> THE PROBLEM
Report how many lines contain "alla". The answer is a single number.

-- start of MATERIAL SUPPLIED --

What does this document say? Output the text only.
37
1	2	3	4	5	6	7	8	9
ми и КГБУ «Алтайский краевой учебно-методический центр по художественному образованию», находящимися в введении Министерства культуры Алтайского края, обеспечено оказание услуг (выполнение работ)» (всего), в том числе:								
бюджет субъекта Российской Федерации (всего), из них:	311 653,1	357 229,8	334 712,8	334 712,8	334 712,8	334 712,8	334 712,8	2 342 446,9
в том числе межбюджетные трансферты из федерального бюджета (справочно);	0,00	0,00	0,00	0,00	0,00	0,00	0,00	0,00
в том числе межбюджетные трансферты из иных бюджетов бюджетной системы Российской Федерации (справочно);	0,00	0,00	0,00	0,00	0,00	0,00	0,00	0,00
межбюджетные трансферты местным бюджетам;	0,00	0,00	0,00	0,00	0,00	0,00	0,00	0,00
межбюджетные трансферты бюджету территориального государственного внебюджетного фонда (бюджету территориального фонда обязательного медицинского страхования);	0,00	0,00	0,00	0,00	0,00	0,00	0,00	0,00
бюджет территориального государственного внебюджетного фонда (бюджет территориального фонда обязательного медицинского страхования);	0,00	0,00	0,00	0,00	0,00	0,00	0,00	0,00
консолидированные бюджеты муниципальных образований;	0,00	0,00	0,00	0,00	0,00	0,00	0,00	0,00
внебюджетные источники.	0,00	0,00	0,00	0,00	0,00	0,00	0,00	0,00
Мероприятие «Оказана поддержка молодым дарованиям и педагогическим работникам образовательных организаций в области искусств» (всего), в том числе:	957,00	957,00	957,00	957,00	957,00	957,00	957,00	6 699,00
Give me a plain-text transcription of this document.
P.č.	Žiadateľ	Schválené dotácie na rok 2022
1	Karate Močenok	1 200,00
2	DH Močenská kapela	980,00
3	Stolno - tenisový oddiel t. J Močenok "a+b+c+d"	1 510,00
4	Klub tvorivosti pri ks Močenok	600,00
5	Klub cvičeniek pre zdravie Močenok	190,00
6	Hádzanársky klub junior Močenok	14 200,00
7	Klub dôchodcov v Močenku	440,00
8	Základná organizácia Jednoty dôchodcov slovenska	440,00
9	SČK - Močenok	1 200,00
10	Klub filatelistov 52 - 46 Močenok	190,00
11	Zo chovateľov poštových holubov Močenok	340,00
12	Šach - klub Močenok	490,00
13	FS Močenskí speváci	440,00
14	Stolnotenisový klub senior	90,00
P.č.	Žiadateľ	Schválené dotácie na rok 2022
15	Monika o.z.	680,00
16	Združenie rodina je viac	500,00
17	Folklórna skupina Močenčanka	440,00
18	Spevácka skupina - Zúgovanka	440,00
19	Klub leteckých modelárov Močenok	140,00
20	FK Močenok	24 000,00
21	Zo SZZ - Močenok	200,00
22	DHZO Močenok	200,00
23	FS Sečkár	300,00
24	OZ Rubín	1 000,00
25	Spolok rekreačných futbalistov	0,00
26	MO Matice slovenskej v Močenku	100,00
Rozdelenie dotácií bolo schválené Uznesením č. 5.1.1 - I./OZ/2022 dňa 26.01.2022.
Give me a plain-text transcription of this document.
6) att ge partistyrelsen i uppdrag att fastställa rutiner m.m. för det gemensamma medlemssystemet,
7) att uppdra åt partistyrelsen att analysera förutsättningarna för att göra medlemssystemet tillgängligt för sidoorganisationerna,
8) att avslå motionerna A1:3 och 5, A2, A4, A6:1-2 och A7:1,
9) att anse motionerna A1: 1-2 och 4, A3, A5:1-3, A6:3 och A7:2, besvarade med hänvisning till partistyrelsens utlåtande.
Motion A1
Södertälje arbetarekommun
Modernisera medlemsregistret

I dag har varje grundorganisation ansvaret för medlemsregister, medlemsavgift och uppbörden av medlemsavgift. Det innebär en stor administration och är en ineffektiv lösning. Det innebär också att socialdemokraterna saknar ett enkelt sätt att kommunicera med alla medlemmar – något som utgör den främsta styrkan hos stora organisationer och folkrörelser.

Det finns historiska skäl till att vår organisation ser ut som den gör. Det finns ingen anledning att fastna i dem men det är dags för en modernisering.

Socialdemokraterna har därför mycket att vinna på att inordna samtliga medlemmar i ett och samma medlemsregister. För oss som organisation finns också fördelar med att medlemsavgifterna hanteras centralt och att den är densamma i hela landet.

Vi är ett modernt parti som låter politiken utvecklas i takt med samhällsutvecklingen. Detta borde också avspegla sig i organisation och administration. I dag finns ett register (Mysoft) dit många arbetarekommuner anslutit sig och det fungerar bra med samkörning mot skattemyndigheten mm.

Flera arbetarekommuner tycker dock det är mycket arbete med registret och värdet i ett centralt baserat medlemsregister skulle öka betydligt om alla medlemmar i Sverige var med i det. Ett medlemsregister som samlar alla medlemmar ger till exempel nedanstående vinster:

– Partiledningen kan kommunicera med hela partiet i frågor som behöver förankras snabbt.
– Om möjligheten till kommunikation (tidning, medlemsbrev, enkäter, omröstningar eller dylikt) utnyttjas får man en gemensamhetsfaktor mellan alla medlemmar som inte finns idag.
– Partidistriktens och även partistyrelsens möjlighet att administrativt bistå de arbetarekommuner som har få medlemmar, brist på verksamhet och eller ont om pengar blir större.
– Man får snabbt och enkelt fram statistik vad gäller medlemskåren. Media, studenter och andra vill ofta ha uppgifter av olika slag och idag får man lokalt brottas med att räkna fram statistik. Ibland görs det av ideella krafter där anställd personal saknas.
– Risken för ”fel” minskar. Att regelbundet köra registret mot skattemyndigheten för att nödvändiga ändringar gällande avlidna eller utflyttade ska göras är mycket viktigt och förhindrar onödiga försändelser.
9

-- end of MATERIAL SUPPLIED --

> TASK RESPONSE
3